Figure content listings:
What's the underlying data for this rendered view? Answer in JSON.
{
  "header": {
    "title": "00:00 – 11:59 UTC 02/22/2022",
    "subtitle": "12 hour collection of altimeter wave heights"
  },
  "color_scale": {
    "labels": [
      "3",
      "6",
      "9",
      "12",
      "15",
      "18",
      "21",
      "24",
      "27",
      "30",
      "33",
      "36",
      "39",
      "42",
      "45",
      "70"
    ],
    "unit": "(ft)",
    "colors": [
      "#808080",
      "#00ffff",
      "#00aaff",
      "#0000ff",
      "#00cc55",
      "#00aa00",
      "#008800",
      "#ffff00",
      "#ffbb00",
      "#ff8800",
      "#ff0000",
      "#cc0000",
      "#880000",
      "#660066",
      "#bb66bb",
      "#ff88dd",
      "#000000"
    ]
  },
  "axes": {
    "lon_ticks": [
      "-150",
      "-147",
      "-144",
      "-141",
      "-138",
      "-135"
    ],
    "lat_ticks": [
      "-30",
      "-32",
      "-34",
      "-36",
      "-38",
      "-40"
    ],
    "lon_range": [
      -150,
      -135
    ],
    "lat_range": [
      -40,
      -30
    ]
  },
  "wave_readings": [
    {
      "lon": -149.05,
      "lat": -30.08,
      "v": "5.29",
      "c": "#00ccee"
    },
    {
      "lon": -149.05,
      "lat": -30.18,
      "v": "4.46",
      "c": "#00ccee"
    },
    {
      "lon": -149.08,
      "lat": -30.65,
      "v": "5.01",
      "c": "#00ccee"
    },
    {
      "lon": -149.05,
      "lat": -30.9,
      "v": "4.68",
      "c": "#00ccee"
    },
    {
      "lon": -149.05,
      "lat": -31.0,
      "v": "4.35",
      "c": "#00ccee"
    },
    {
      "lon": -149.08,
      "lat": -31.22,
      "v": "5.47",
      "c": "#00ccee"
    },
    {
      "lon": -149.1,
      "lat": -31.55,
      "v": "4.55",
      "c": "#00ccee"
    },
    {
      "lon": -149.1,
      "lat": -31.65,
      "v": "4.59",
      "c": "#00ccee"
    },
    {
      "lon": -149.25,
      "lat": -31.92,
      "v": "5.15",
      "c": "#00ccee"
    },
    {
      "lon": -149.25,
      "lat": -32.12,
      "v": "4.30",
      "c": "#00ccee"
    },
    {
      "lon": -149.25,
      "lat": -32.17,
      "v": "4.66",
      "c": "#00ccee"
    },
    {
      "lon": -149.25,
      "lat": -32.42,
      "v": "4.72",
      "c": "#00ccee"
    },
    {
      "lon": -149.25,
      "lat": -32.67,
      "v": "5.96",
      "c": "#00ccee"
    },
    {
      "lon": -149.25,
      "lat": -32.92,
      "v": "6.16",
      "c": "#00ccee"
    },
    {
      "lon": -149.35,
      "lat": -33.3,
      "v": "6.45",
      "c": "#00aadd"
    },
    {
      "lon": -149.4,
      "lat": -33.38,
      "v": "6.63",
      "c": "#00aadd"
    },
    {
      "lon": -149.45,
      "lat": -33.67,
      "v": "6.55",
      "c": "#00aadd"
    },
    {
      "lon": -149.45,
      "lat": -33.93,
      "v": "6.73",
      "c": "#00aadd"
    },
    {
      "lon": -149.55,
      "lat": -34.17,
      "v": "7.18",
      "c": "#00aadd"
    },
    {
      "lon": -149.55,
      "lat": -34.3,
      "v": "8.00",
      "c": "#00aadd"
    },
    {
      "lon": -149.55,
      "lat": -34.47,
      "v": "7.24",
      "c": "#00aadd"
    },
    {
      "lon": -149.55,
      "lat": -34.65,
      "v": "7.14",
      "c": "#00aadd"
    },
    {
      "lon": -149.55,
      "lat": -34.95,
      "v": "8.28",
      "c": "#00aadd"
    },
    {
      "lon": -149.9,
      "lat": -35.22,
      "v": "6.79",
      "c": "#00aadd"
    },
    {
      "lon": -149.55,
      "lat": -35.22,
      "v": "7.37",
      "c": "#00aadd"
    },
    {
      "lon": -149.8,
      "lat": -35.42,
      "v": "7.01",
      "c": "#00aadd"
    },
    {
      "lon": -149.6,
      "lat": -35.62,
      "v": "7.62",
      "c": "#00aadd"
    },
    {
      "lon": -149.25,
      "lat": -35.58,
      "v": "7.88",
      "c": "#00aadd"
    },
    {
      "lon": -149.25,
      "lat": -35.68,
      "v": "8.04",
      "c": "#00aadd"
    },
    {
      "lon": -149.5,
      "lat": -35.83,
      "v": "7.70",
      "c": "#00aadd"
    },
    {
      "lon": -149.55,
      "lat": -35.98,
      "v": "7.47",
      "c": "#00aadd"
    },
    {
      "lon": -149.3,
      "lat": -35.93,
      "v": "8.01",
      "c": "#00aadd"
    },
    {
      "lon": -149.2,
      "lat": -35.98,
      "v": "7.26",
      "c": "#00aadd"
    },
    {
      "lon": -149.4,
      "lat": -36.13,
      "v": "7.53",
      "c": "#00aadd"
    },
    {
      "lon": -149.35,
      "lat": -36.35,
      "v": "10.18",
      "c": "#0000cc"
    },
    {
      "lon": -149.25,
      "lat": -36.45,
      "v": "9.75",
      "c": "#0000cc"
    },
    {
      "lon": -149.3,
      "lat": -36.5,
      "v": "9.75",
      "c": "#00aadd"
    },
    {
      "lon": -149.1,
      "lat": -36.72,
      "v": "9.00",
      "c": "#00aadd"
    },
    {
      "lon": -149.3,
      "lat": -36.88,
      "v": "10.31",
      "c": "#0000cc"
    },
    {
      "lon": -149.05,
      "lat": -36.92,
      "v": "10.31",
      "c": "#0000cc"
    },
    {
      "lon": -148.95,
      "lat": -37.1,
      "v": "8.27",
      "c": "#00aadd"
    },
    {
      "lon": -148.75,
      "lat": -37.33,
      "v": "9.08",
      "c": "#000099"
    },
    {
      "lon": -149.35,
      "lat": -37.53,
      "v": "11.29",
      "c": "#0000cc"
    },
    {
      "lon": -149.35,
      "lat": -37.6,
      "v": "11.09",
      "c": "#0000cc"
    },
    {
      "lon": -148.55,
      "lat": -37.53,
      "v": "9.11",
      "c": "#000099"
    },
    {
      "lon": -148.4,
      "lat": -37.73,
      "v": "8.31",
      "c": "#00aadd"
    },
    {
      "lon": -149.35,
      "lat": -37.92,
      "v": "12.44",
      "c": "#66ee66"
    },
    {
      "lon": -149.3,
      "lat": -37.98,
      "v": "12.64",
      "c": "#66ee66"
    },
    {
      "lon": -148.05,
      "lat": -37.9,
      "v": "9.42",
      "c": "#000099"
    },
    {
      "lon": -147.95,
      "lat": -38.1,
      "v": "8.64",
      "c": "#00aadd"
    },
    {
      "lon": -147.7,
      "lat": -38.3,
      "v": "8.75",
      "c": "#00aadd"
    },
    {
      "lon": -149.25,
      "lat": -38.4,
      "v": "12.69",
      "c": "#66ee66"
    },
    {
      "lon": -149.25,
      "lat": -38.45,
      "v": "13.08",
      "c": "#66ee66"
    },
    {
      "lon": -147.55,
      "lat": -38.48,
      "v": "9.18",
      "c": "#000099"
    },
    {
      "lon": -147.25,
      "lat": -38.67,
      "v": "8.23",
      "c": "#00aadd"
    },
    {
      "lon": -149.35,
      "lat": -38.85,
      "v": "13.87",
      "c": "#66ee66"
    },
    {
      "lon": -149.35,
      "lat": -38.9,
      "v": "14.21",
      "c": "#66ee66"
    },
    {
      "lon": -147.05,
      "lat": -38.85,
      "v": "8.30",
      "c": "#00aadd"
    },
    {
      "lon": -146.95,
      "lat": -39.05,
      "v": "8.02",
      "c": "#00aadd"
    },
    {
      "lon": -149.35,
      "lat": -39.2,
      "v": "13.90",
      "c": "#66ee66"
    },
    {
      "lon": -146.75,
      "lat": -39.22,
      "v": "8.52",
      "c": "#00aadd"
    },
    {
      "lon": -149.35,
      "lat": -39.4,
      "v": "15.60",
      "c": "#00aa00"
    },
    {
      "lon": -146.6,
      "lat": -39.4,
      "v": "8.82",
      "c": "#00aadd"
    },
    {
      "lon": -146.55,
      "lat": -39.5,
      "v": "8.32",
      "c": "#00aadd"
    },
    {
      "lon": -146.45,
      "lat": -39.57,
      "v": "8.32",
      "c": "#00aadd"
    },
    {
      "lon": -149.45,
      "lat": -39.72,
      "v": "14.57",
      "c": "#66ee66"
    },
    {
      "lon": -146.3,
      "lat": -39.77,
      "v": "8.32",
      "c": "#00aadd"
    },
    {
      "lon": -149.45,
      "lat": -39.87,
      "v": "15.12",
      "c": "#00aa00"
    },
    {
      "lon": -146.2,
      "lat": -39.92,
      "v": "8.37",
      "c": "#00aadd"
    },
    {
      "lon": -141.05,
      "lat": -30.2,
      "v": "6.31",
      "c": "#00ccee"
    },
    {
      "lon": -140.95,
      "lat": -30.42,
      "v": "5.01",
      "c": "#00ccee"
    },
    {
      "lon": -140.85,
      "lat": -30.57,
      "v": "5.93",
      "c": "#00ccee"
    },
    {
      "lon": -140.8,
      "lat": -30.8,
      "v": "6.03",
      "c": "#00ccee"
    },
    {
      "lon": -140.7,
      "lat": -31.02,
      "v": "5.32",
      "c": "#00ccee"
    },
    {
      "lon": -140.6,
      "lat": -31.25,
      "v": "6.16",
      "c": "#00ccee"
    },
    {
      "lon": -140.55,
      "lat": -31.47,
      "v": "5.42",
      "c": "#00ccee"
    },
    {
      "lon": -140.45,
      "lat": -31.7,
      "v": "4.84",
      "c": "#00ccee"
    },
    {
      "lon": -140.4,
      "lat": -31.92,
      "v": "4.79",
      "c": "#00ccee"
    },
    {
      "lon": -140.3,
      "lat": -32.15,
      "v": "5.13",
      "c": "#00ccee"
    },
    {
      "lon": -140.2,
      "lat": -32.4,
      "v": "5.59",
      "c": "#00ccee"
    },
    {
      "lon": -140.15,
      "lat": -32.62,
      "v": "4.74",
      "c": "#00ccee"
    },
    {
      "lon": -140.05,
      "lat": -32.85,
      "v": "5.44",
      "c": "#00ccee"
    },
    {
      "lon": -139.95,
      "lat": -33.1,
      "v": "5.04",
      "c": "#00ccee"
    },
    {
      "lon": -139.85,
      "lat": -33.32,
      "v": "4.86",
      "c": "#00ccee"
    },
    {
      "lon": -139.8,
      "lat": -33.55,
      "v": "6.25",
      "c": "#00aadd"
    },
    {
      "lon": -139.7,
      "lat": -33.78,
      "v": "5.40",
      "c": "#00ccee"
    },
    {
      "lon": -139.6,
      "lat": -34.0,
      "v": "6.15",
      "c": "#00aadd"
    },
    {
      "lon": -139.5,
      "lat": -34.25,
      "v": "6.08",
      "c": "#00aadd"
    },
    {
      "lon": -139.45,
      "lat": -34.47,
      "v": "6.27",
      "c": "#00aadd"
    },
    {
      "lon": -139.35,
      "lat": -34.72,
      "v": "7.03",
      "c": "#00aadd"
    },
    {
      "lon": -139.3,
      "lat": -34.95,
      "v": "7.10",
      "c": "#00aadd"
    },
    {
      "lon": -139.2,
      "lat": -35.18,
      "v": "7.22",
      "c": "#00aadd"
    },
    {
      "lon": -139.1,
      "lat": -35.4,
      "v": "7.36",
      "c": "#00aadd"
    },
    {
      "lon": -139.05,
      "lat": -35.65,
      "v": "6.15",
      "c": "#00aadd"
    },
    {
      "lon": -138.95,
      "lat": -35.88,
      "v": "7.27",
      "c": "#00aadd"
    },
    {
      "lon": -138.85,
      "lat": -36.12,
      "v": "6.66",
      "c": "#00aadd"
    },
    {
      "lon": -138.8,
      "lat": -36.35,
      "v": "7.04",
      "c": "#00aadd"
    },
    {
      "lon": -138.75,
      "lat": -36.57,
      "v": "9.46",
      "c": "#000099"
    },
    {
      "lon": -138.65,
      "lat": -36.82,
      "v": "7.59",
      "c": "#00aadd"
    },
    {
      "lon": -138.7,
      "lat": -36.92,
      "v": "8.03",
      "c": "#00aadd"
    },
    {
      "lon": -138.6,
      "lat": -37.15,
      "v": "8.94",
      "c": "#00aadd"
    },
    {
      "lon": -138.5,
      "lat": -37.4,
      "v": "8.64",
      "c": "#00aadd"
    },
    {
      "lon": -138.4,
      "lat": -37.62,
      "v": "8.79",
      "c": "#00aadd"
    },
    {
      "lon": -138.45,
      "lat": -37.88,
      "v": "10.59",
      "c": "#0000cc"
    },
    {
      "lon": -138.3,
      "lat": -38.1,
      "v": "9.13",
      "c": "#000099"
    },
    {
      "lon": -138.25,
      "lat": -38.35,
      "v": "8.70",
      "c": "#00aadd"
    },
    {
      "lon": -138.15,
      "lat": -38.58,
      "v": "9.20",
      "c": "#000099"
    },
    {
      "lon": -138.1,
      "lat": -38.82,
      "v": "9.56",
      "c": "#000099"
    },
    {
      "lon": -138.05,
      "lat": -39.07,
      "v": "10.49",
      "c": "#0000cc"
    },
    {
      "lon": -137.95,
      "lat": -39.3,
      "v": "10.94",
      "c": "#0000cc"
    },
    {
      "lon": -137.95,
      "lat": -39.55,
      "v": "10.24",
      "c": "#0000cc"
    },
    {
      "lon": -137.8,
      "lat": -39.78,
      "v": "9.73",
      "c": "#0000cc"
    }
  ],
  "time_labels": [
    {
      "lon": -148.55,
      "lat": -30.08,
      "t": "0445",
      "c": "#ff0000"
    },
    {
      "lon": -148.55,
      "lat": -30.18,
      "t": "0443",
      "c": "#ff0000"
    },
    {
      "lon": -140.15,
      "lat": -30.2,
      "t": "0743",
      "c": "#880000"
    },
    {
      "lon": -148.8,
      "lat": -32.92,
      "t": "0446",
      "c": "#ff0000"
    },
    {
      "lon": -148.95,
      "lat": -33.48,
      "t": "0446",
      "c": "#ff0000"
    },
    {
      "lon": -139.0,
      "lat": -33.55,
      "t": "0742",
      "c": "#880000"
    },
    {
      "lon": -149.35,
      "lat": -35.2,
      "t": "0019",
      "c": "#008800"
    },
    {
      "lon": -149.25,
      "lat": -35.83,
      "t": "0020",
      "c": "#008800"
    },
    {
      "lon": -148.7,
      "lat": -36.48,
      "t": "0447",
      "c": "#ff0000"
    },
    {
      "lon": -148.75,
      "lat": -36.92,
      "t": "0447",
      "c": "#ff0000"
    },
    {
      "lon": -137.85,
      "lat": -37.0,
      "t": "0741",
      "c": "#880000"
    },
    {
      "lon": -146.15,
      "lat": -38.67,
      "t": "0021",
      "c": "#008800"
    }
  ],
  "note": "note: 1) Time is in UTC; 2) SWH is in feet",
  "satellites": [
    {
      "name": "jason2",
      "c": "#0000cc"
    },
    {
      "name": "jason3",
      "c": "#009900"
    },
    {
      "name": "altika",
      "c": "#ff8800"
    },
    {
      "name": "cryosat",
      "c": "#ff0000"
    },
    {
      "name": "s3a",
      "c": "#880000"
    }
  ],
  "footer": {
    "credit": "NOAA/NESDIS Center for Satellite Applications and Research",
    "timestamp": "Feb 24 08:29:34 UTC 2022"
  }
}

■ PROMPT:
Wherever a line in the data above holds "name", copy that line.

■ THE REPLY:
      "name": "jason2",
      "name": "jason3",
      "name": "altika",
      "name": "cryosat",
      "name": "s3a",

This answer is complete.